What is asked: Everything in the listing should be restated word for word.

++++

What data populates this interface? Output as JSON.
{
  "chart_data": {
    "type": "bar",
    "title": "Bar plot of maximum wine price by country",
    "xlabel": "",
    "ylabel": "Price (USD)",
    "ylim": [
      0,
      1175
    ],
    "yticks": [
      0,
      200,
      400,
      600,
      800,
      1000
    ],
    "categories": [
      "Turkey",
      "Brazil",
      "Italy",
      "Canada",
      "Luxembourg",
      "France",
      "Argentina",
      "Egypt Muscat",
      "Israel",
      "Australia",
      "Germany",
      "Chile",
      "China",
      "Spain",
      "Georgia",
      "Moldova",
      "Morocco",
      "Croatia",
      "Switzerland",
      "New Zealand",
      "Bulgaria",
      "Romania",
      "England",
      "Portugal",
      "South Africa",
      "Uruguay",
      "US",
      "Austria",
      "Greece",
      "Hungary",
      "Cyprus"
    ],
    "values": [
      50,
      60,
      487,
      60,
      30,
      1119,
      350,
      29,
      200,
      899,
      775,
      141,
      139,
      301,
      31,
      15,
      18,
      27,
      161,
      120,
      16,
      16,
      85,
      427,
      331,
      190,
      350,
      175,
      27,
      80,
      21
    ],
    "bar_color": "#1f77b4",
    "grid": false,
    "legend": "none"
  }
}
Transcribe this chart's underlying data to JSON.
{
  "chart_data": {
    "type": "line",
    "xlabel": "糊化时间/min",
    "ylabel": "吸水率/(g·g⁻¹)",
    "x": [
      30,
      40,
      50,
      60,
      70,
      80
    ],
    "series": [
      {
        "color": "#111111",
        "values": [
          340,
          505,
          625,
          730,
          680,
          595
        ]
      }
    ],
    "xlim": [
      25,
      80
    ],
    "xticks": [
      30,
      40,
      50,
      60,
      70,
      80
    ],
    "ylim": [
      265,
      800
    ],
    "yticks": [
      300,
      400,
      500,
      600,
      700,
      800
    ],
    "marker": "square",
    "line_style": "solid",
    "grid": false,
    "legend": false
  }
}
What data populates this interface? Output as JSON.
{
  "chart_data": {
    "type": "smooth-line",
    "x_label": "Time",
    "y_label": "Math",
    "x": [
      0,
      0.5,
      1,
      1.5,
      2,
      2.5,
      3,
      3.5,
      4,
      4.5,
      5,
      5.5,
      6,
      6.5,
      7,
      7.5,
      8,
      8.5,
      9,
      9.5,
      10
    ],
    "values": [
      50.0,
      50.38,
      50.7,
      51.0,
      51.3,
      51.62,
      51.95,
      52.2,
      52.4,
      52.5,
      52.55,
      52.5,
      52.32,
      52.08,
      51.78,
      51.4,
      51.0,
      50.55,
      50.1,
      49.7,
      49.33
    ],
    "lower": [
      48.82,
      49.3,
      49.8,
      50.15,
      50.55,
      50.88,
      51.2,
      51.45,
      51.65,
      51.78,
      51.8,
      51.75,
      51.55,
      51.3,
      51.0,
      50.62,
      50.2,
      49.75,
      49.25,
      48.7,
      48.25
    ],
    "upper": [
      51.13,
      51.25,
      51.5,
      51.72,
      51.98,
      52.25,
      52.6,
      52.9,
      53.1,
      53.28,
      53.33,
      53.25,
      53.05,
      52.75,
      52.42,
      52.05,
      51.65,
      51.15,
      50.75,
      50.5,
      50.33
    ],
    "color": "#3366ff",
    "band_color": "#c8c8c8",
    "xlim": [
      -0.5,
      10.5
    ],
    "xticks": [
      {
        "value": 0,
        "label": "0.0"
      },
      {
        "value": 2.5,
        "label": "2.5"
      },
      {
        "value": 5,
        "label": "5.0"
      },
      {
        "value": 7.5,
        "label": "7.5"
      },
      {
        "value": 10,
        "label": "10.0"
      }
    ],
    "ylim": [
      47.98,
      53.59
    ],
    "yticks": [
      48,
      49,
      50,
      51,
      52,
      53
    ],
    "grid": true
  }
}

++++

Output of the exercise:
What data populates this interface? Output as JSON.
{
  "chart_data": {
    "type": "bar",
    "title": "Bar plot of maximum wine price by country",
    "xlabel": "",
    "ylabel": "Price (USD)",
    "ylim": [
      0,
      1175
    ],
    "yticks": [
      0,
      200,
      400,
      600,
      800,
      1000
    ],
    "categories": [
      "Turkey",
      "Brazil",
      "Italy",
      "Canada",
      "Luxembourg",
      "France",
      "Argentina",
      "Egypt Muscat",
      "Israel",
      "Australia",
      "Germany",
      "Chile",
      "China",
      "Spain",
      "Georgia",
      "Moldova",
      "Morocco",
      "Croatia",
      "Switzerland",
      "New Zealand",
      "Bulgaria",
      "Romania",
      "England",
      "Portugal",
      "South Africa",
      "Uruguay",
      "US",
      "Austria",
      "Greece",
      "Hungary",
      "Cyprus"
    ],
    "values": [
      50,
      60,
      487,
      60,
      30,
      1119,
      350,
      29,
      200,
      899,
      775,
      141,
      139,
      301,
      31,
      15,
      18,
      27,
      161,
      120,
      16,
      16,
      85,
      427,
      331,
      190,
      350,
      175,
      27,
      80,
      21
    ],
    "bar_color": "#1f77b4",
    "grid": false,
    "legend": "none"
  }
}
Transcribe this chart's underlying data to JSON.
{
  "chart_data": {
    "type": "line",
    "xlabel": "糊化时间/min",
    "ylabel": "吸水率/(g·g⁻¹)",
    "x": [
      30,
      40,
      50,
      60,
      70,
      80
    ],
    "series": [
      {
        "color": "#111111",
        "values": [
          340,
          505,
          625,
          730,
          680,
          595
        ]
      }
    ],
    "xlim": [
      25,
      80
    ],
    "xticks": [
      30,
      40,
      50,
      60,
      70,
      80
    ],
    "ylim": [
      265,
      800
    ],
    "yticks": [
      300,
      400,
      500,
      600,
      700,
      800
    ],
    "marker": "square",
    "line_style": "solid",
    "grid": false,
    "legend": false
  }
}
What data populates this interface? Output as JSON.
{
  "chart_data": {
    "type": "smooth-line",
    "x_label": "Time",
    "y_label": "Math",
    "x": [
      0,
      0.5,
      1,
      1.5,
      2,
      2.5,
      3,
      3.5,
      4,
      4.5,
      5,
      5.5,
      6,
      6.5,
      7,
      7.5,
      8,
      8.5,
      9,
      9.5,
      10
    ],
    "values": [
      50.0,
      50.38,
      50.7,
      51.0,
      51.3,
      51.62,
      51.95,
      52.2,
      52.4,
      52.5,
      52.55,
      52.5,
      52.32,
      52.08,
      51.78,
      51.4,
      51.0,
      50.55,
      50.1,
      49.7,
      49.33
    ],
    "lower": [
      48.82,
      49.3,
      49.8,
      50.15,
      50.55,
      50.88,
      51.2,
      51.45,
      51.65,
      51.78,
      51.8,
      51.75,
      51.55,
      51.3,
      51.0,
      50.62,
      50.2,
      49.75,
      49.25,
      48.7,
      48.25
    ],
    "upper": [
      51.13,
      51.25,
      51.5,
      51.72,
      51.98,
      52.25,
      52.6,
      52.9,
      53.1,
      53.28,
      53.33,
      53.25,
      53.05,
      52.75,
      52.42,
      52.05,
      51.65,
      51.15,
      50.75,
      50.5,
      50.33
    ],
    "color": "#3366ff",
    "band_color": "#c8c8c8",
    "xlim": [
      -0.5,
      10.5
    ],
    "xticks": [
      {
        "value": 0,
        "label": "0.0"
      },
      {
        "value": 2.5,
        "label": "2.5"
      },
      {
        "value": 5,
        "label": "5.0"
      },
      {
        "value": 7.5,
        "label": "7.5"
      },
      {
        "value": 10,
        "label": "10.0"
      }
    ],
    "ylim": [
      47.98,
      53.59
    ],
    "yticks": [
      48,
      49,
      50,
      51,
      52,
      53
    ],
    "grid": true
  }
}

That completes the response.